## Problem requirements
Find the line that contains "Convert this screenshot". Then set down that line and all the lines after it, to the end of the records, exactly and with nothing added.

## Records
-- Begin --

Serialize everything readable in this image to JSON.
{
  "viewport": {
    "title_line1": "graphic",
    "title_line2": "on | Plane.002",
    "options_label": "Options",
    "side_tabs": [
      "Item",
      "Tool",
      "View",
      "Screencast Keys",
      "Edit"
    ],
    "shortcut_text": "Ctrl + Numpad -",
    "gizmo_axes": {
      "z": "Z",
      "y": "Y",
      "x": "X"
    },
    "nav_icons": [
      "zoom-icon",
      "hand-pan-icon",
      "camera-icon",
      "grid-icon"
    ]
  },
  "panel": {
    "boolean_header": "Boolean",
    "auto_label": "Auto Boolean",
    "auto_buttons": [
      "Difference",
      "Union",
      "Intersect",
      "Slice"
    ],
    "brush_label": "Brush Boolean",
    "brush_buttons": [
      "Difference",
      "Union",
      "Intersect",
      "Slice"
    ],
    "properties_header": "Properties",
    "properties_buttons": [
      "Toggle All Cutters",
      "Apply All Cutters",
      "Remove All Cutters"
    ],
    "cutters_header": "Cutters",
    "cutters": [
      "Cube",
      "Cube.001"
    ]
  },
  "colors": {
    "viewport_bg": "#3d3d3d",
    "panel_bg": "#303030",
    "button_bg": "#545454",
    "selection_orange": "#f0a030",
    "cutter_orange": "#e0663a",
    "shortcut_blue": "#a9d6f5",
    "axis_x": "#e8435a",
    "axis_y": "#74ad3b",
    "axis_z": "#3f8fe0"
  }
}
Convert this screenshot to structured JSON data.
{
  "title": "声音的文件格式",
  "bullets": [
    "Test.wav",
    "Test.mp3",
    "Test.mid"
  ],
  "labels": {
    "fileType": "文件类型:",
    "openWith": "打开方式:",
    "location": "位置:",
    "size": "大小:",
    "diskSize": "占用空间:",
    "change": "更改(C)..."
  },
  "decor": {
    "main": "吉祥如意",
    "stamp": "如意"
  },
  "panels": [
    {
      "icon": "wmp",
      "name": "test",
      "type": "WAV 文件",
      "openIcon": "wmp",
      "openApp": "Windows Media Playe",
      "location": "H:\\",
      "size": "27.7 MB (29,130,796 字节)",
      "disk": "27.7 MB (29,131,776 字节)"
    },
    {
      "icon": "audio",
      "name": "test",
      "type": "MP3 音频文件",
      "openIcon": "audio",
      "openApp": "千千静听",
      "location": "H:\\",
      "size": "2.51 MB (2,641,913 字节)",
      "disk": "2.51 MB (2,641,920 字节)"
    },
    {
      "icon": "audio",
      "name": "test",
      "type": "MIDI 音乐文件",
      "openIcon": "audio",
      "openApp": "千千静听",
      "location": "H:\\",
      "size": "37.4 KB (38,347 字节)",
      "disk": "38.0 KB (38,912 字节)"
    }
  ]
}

-- End --

## Result for this task
Convert this screenshot to structured JSON data.
{
  "title": "声音的文件格式",
  "bullets": [
    "Test.wav",
    "Test.mp3",
    "Test.mid"
  ],
  "labels": {
    "fileType": "文件类型:",
    "openWith": "打开方式:",
    "location": "位置:",
    "size": "大小:",
    "diskSize": "占用空间:",
    "change": "更改(C)..."
  },
  "decor": {
    "main": "吉祥如意",
    "stamp": "如意"
  },
  "panels": [
    {
      "icon": "wmp",
      "name": "test",
      "type": "WAV 文件",
      "openIcon": "wmp",
      "openApp": "Windows Media Playe",
      "location": "H:\\",
      "size": "27.7 MB (29,130,796 字节)",
      "disk": "27.7 MB (29,131,776 字节)"
    },
    {
      "icon": "audio",
      "name": "test",
      "type": "MP3 音频文件",
      "openIcon": "audio",
      "openApp": "千千静听",
      "location": "H:\\",
      "size": "2.51 MB (2,641,913 字节)",
      "disk": "2.51 MB (2,641,920 字节)"
    },
    {
      "icon": "audio",
      "name": "test",
      "type": "MIDI 音乐文件",
      "openIcon": "audio",
      "openApp": "千千静听",
      "location": "H:\\",
      "size": "37.4 KB (38,347 字节)",
      "disk": "38.0 KB (38,912 字节)"
    }
  ]
}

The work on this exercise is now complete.